▶ _DATA LISTING_:

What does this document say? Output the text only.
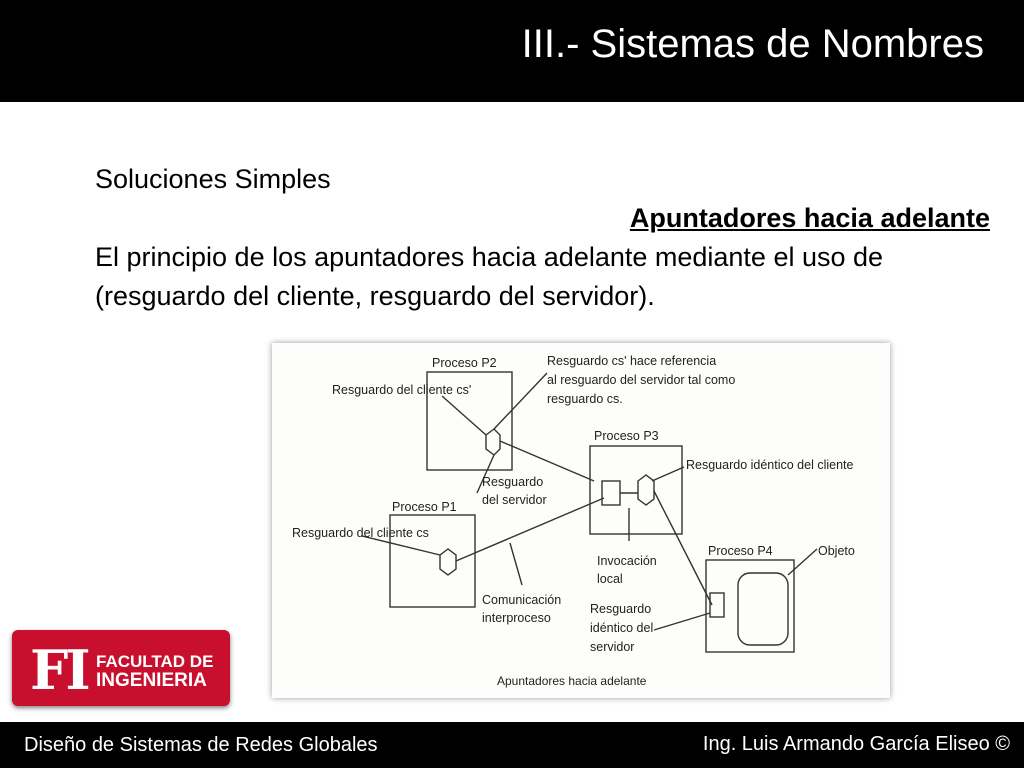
III.- Sistemas de Nombres

Soluciones Simples

Apuntadores hacia adelante

El principio de los apuntadores hacia adelante mediante el uso de (resguardo del cliente, resguardo del servidor).

Proceso P2
Resguardo del cliente cs'
Resguardo cs' hace referencia
al resguardo del servidor tal como
resguardo cs.
Proceso P3
Resguardo idéntico del cliente
Resguardo
del servidor
Proceso P1
Resguardo del cliente cs
Proceso P4	Objeto
Invocación
local
Comunicación
interproceso
Resguardo
idéntico del
servidor
Apuntadores hacia adelante
FI FACULTAD DE
INGENIERIA
Diseño de Sistemas de Redes Globales	Ing. Luis Armando García Eliseo ©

▶ _DESCRIPTION OF THE TASK_:
Go over the data above and copy every line that has the word "servidor" in it.

▶ _EXERCISE SOLUTION_:
El principio de los apuntadores hacia adelante mediante el uso de (resguardo del cliente, resguardo del servidor).
al resguardo del servidor tal como
del servidor
servidor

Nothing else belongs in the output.